Write out the whole listing again, exactly as given.

Data records
** start **
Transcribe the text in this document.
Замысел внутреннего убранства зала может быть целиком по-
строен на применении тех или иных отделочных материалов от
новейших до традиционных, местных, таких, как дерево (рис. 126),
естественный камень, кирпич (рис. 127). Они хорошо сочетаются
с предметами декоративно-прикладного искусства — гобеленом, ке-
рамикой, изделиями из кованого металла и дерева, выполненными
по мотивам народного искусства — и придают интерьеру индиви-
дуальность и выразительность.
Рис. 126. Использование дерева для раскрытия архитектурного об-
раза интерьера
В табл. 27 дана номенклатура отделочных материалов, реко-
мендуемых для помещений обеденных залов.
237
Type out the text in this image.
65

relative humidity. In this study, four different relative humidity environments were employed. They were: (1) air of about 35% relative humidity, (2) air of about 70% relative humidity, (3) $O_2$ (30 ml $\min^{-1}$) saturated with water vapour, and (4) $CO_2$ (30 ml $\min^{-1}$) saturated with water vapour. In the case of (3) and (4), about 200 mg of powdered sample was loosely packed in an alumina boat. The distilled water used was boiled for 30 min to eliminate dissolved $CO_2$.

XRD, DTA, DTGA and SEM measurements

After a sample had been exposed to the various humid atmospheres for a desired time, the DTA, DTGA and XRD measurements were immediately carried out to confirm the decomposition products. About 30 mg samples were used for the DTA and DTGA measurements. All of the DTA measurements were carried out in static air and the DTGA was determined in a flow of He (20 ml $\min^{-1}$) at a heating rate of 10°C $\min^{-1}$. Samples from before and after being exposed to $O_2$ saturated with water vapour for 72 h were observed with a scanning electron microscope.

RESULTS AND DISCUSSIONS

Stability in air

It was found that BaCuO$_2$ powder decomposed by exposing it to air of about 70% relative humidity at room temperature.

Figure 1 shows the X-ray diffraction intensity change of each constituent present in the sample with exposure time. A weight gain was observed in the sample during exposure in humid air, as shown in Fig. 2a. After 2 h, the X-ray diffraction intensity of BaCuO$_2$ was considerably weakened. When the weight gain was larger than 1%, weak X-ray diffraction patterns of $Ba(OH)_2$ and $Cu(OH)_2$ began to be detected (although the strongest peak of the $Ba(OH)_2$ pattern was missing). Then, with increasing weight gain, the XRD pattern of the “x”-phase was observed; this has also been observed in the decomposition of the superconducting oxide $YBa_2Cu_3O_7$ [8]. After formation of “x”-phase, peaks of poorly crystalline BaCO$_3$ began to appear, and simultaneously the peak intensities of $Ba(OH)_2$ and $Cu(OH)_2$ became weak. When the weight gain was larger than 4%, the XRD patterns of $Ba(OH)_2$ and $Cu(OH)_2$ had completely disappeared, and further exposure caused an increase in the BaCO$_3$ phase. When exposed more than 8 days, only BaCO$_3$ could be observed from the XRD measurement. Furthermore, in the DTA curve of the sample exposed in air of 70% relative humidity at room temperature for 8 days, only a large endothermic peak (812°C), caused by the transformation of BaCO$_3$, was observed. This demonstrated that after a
** end **
SOLVED PROBLEM:
Transcribe the text in this document.
Замысел внутреннего убранства зала может быть целиком по-
строен на применении тех или иных отделочных материалов от
новейших до традиционных, местных, таких, как дерево (рис. 126),
естественный камень, кирпич (рис. 127). Они хорошо сочетаются
с предметами декоративно-прикладного искусства — гобеленом, ке-
рамикой, изделиями из кованого металла и дерева, выполненными
по мотивам народного искусства — и придают интерьеру индиви-
дуальность и выразительность.
Рис. 126. Использование дерева для раскрытия архитектурного об-
раза интерьера
В табл. 27 дана номенклатура отделочных материалов, реко-
мендуемых для помещений обеденных залов.
237
Type out the text in this image.
65

relative humidity. In this study, four different relative humidity environments were employed. They were: (1) air of about 35% relative humidity, (2) air of about 70% relative humidity, (3) $O_2$ (30 ml $\min^{-1}$) saturated with water vapour, and (4) $CO_2$ (30 ml $\min^{-1}$) saturated with water vapour. In the case of (3) and (4), about 200 mg of powdered sample was loosely packed in an alumina boat. The distilled water used was boiled for 30 min to eliminate dissolved $CO_2$.

XRD, DTA, DTGA and SEM measurements

After a sample had been exposed to the various humid atmospheres for a desired time, the DTA, DTGA and XRD measurements were immediately carried out to confirm the decomposition products. About 30 mg samples were used for the DTA and DTGA measurements. All of the DTA measurements were carried out in static air and the DTGA was determined in a flow of He (20 ml $\min^{-1}$) at a heating rate of 10°C $\min^{-1}$. Samples from before and after being exposed to $O_2$ saturated with water vapour for 72 h were observed with a scanning electron microscope.

RESULTS AND DISCUSSIONS

Stability in air

It was found that BaCuO$_2$ powder decomposed by exposing it to air of about 70% relative humidity at room temperature.

Figure 1 shows the X-ray diffraction intensity change of each constituent present in the sample with exposure time. A weight gain was observed in the sample during exposure in humid air, as shown in Fig. 2a. After 2 h, the X-ray diffraction intensity of BaCuO$_2$ was considerably weakened. When the weight gain was larger than 1%, weak X-ray diffraction patterns of $Ba(OH)_2$ and $Cu(OH)_2$ began to be detected (although the strongest peak of the $Ba(OH)_2$ pattern was missing). Then, with increasing weight gain, the XRD pattern of the “x”-phase was observed; this has also been observed in the decomposition of the superconducting oxide $YBa_2Cu_3O_7$ [8]. After formation of “x”-phase, peaks of poorly crystalline BaCO$_3$ began to appear, and simultaneously the peak intensities of $Ba(OH)_2$ and $Cu(OH)_2$ became weak. When the weight gain was larger than 4%, the XRD patterns of $Ba(OH)_2$ and $Cu(OH)_2$ had completely disappeared, and further exposure caused an increase in the BaCO$_3$ phase. When exposed more than 8 days, only BaCO$_3$ could be observed from the XRD measurement. Furthermore, in the DTA curve of the sample exposed in air of 70% relative humidity at room temperature for 8 days, only a large endothermic peak (812°C), caused by the transformation of BaCO$_3$, was observed. This demonstrated that after a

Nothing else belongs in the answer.